# Figure content listings
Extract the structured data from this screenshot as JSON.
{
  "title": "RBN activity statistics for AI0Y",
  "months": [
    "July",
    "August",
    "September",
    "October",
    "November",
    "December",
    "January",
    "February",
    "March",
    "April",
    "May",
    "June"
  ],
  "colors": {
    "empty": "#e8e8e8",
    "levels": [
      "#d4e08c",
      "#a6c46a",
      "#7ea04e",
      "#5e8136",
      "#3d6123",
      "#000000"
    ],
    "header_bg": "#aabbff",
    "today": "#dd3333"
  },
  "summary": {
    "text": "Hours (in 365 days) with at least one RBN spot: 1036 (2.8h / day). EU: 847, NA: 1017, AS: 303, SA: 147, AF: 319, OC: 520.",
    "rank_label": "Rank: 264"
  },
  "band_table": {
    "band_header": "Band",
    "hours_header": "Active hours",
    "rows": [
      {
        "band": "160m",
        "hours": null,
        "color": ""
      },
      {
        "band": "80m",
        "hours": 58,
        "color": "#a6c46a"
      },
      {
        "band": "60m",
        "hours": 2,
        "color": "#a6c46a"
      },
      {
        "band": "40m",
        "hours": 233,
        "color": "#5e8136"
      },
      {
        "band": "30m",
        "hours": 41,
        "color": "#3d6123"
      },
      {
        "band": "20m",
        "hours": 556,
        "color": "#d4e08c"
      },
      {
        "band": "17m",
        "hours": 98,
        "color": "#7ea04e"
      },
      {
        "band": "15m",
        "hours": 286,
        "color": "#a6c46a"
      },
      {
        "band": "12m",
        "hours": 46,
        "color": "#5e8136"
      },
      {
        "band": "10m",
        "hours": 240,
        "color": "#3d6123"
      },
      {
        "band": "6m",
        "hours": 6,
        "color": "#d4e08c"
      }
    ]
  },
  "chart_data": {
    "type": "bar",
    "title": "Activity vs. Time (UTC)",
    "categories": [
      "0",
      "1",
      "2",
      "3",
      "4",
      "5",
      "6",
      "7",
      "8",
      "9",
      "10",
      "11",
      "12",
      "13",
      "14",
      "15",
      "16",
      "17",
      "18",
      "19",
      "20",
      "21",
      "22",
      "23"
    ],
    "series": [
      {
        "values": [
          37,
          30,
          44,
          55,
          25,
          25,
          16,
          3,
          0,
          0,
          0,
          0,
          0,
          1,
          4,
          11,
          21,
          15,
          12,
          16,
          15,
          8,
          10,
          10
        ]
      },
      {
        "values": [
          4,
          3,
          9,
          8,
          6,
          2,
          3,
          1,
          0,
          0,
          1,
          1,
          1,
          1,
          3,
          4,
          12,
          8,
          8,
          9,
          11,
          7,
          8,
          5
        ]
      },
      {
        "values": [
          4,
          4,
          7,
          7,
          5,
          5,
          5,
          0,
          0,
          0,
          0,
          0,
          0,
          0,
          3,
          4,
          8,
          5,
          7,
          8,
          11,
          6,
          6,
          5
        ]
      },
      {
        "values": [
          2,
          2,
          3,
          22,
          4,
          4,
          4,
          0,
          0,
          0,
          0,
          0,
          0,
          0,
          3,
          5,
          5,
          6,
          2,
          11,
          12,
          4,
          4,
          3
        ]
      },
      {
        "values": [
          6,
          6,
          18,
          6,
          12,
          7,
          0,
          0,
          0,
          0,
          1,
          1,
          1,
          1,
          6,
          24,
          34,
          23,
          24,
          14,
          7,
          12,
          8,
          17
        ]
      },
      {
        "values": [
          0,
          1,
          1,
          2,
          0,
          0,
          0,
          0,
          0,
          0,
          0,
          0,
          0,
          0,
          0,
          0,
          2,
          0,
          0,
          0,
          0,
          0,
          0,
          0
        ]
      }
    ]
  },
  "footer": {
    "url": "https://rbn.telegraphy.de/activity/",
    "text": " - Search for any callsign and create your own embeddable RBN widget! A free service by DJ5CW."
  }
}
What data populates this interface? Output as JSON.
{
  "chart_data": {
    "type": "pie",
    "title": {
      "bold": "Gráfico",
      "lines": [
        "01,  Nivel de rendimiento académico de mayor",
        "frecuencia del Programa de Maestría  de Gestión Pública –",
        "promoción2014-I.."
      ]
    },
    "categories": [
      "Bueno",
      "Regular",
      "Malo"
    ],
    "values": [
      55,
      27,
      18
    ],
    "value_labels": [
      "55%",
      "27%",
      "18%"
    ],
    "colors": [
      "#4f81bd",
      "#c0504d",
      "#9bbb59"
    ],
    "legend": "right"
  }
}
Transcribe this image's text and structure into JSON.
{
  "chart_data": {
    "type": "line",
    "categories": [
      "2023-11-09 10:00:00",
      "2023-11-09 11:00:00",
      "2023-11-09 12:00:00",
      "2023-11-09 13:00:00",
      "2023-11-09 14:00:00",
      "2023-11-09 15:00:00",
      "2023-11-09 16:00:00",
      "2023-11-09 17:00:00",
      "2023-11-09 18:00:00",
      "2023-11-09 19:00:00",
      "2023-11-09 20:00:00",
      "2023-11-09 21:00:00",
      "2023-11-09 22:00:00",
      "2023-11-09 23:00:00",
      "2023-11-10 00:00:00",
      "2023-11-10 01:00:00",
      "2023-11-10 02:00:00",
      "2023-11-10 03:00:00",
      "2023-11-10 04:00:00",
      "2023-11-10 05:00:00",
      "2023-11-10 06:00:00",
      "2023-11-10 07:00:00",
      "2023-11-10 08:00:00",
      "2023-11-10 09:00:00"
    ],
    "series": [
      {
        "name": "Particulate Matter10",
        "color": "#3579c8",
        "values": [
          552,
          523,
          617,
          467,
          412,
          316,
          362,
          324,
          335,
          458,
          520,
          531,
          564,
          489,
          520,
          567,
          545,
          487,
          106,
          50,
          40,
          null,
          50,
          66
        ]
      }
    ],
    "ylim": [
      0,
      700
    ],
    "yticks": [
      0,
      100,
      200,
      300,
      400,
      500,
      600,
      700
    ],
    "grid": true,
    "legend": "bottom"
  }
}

# SET TASK
Transcribe the full listing above without leaving anything out.

# OUTPUT OF THE TASK
Extract the structured data from this screenshot as JSON.
{
  "title": "RBN activity statistics for AI0Y",
  "months": [
    "July",
    "August",
    "September",
    "October",
    "November",
    "December",
    "January",
    "February",
    "March",
    "April",
    "May",
    "June"
  ],
  "colors": {
    "empty": "#e8e8e8",
    "levels": [
      "#d4e08c",
      "#a6c46a",
      "#7ea04e",
      "#5e8136",
      "#3d6123",
      "#000000"
    ],
    "header_bg": "#aabbff",
    "today": "#dd3333"
  },
  "summary": {
    "text": "Hours (in 365 days) with at least one RBN spot: 1036 (2.8h / day). EU: 847, NA: 1017, AS: 303, SA: 147, AF: 319, OC: 520.",
    "rank_label": "Rank: 264"
  },
  "band_table": {
    "band_header": "Band",
    "hours_header": "Active hours",
    "rows": [
      {
        "band": "160m",
        "hours": null,
        "color": ""
      },
      {
        "band": "80m",
        "hours": 58,
        "color": "#a6c46a"
      },
      {
        "band": "60m",
        "hours": 2,
        "color": "#a6c46a"
      },
      {
        "band": "40m",
        "hours": 233,
        "color": "#5e8136"
      },
      {
        "band": "30m",
        "hours": 41,
        "color": "#3d6123"
      },
      {
        "band": "20m",
        "hours": 556,
        "color": "#d4e08c"
      },
      {
        "band": "17m",
        "hours": 98,
        "color": "#7ea04e"
      },
      {
        "band": "15m",
        "hours": 286,
        "color": "#a6c46a"
      },
      {
        "band": "12m",
        "hours": 46,
        "color": "#5e8136"
      },
      {
        "band": "10m",
        "hours": 240,
        "color": "#3d6123"
      },
      {
        "band": "6m",
        "hours": 6,
        "color": "#d4e08c"
      }
    ]
  },
  "chart_data": {
    "type": "bar",
    "title": "Activity vs. Time (UTC)",
    "categories": [
      "0",
      "1",
      "2",
      "3",
      "4",
      "5",
      "6",
      "7",
      "8",
      "9",
      "10",
      "11",
      "12",
      "13",
      "14",
      "15",
      "16",
      "17",
      "18",
      "19",
      "20",
      "21",
      "22",
      "23"
    ],
    "series": [
      {
        "values": [
          37,
          30,
          44,
          55,
          25,
          25,
          16,
          3,
          0,
          0,
          0,
          0,
          0,
          1,
          4,
          11,
          21,
          15,
          12,
          16,
          15,
          8,
          10,
          10
        ]
      },
      {
        "values": [
          4,
          3,
          9,
          8,
          6,
          2,
          3,
          1,
          0,
          0,
          1,
          1,
          1,
          1,
          3,
          4,
          12,
          8,
          8,
          9,
          11,
          7,
          8,
          5
        ]
      },
      {
        "values": [
          4,
          4,
          7,
          7,
          5,
          5,
          5,
          0,
          0,
          0,
          0,
          0,
          0,
          0,
          3,
          4,
          8,
          5,
          7,
          8,
          11,
          6,
          6,
          5
        ]
      },
      {
        "values": [
          2,
          2,
          3,
          22,
          4,
          4,
          4,
          0,
          0,
          0,
          0,
          0,
          0,
          0,
          3,
          5,
          5,
          6,
          2,
          11,
          12,
          4,
          4,
          3
        ]
      },
      {
        "values": [
          6,
          6,
          18,
          6,
          12,
          7,
          0,
          0,
          0,
          0,
          1,
          1,
          1,
          1,
          6,
          24,
          34,
          23,
          24,
          14,
          7,
          12,
          8,
          17
        ]
      },
      {
        "values": [
          0,
          1,
          1,
          2,
          0,
          0,
          0,
          0,
          0,
          0,
          0,
          0,
          0,
          0,
          0,
          0,
          2,
          0,
          0,
          0,
          0,
          0,
          0,
          0
        ]
      }
    ]
  },
  "footer": {
    "url": "https://rbn.telegraphy.de/activity/",
    "text": " - Search for any callsign and create your own embeddable RBN widget! A free service by DJ5CW."
  }
}
What data populates this interface? Output as JSON.
{
  "chart_data": {
    "type": "pie",
    "title": {
      "bold": "Gráfico",
      "lines": [
        "01,  Nivel de rendimiento académico de mayor",
        "frecuencia del Programa de Maestría  de Gestión Pública –",
        "promoción2014-I.."
      ]
    },
    "categories": [
      "Bueno",
      "Regular",
      "Malo"
    ],
    "values": [
      55,
      27,
      18
    ],
    "value_labels": [
      "55%",
      "27%",
      "18%"
    ],
    "colors": [
      "#4f81bd",
      "#c0504d",
      "#9bbb59"
    ],
    "legend": "right"
  }
}
Transcribe this image's text and structure into JSON.
{
  "chart_data": {
    "type": "line",
    "categories": [
      "2023-11-09 10:00:00",
      "2023-11-09 11:00:00",
      "2023-11-09 12:00:00",
      "2023-11-09 13:00:00",
      "2023-11-09 14:00:00",
      "2023-11-09 15:00:00",
      "2023-11-09 16:00:00",
      "2023-11-09 17:00:00",
      "2023-11-09 18:00:00",
      "2023-11-09 19:00:00",
      "2023-11-09 20:00:00",
      "2023-11-09 21:00:00",
      "2023-11-09 22:00:00",
      "2023-11-09 23:00:00",
      "2023-11-10 00:00:00",
      "2023-11-10 01:00:00",
      "2023-11-10 02:00:00",
      "2023-11-10 03:00:00",
      "2023-11-10 04:00:00",
      "2023-11-10 05:00:00",
      "2023-11-10 06:00:00",
      "2023-11-10 07:00:00",
      "2023-11-10 08:00:00",
      "2023-11-10 09:00:00"
    ],
    "series": [
      {
        "name": "Particulate Matter10",
        "color": "#3579c8",
        "values": [
          552,
          523,
          617,
          467,
          412,
          316,
          362,
          324,
          335,
          458,
          520,
          531,
          564,
          489,
          520,
          567,
          545,
          487,
          106,
          50,
          40,
          null,
          50,
          66
        ]
      }
    ],
    "ylim": [
      0,
      700
    ],
    "yticks": [
      0,
      100,
      200,
      300,
      400,
      500,
      600,
      700
    ],
    "grid": true,
    "legend": "bottom"
  }
}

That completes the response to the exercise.